++++ DATA SHOWN ++++

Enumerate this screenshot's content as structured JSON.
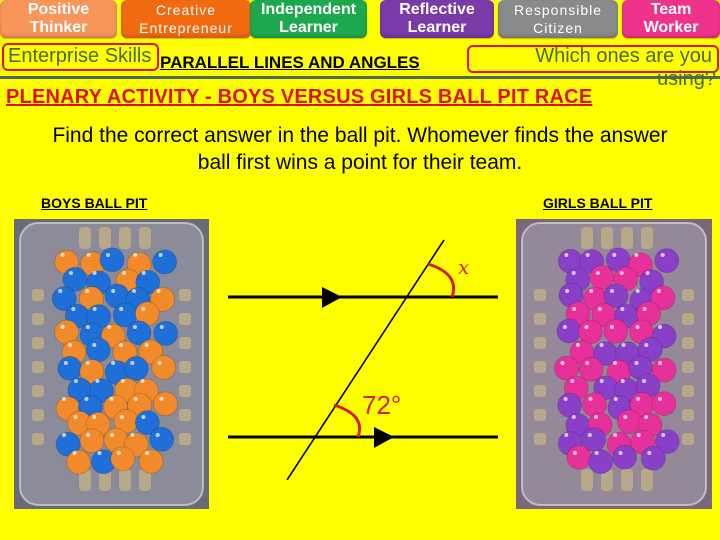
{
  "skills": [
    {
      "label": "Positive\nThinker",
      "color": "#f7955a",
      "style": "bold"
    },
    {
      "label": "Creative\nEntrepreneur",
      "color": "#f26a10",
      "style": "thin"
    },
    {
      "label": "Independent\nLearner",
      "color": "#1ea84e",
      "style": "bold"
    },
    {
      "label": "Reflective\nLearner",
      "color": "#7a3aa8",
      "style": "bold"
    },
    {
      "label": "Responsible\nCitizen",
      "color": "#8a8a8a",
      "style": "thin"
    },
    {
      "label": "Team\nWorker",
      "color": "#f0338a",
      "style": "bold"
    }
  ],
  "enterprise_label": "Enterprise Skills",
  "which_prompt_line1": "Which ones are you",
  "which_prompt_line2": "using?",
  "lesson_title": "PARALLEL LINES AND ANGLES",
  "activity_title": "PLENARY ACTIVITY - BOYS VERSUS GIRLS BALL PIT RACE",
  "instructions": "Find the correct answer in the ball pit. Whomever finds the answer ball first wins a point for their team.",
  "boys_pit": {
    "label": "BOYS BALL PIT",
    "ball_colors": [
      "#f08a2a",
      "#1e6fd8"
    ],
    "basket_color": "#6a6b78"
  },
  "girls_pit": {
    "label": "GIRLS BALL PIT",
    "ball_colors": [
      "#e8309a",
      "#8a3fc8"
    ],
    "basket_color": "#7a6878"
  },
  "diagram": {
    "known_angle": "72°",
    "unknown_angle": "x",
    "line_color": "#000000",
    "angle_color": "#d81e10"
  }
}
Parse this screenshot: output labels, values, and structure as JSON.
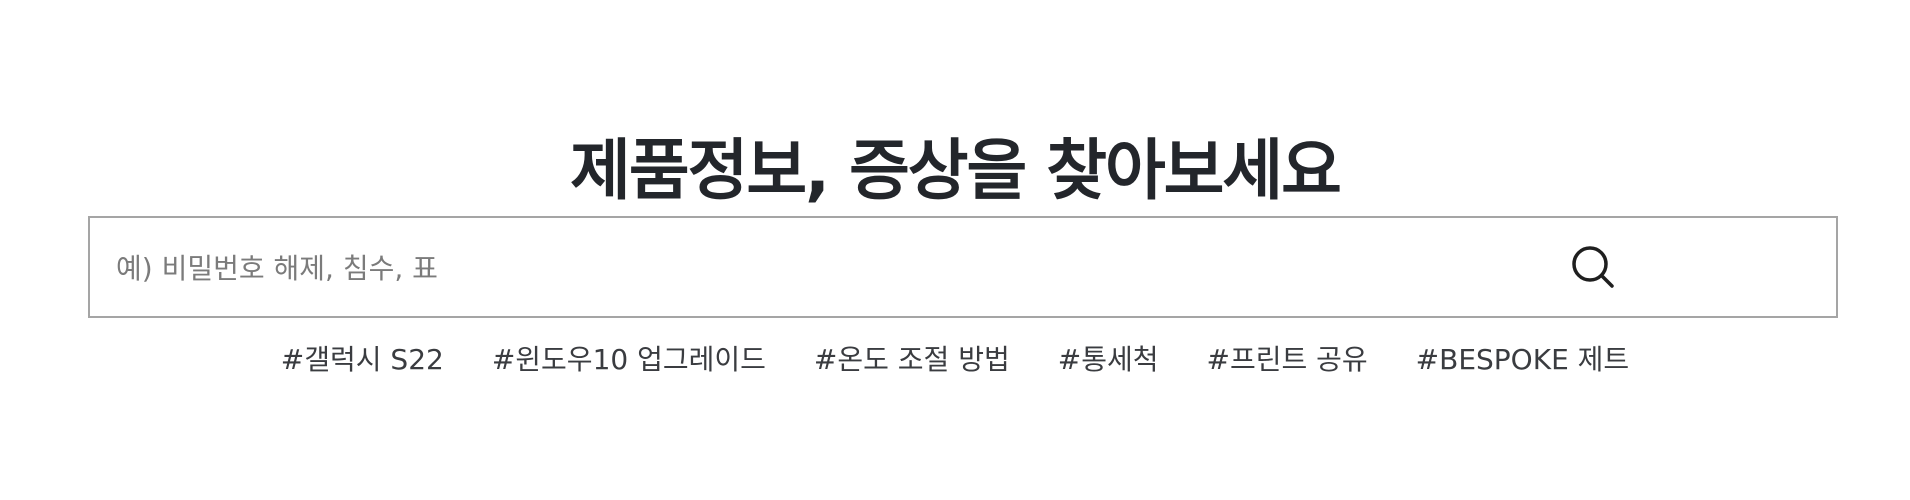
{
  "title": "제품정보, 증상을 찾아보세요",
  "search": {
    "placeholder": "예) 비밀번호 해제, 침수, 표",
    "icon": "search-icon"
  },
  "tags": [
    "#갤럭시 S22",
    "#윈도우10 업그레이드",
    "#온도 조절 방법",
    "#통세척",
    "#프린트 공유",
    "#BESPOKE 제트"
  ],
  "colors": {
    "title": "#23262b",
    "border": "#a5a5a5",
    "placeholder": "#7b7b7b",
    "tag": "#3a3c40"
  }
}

++++

- EXERCISE DETAILS:
Copy each line of the records that contains the word "this".

- COMPLETE RESPONSE:
Enumerate this screenshot's content as structured JSON.
Parse this screenshot: output labels, values, and structure as JSON.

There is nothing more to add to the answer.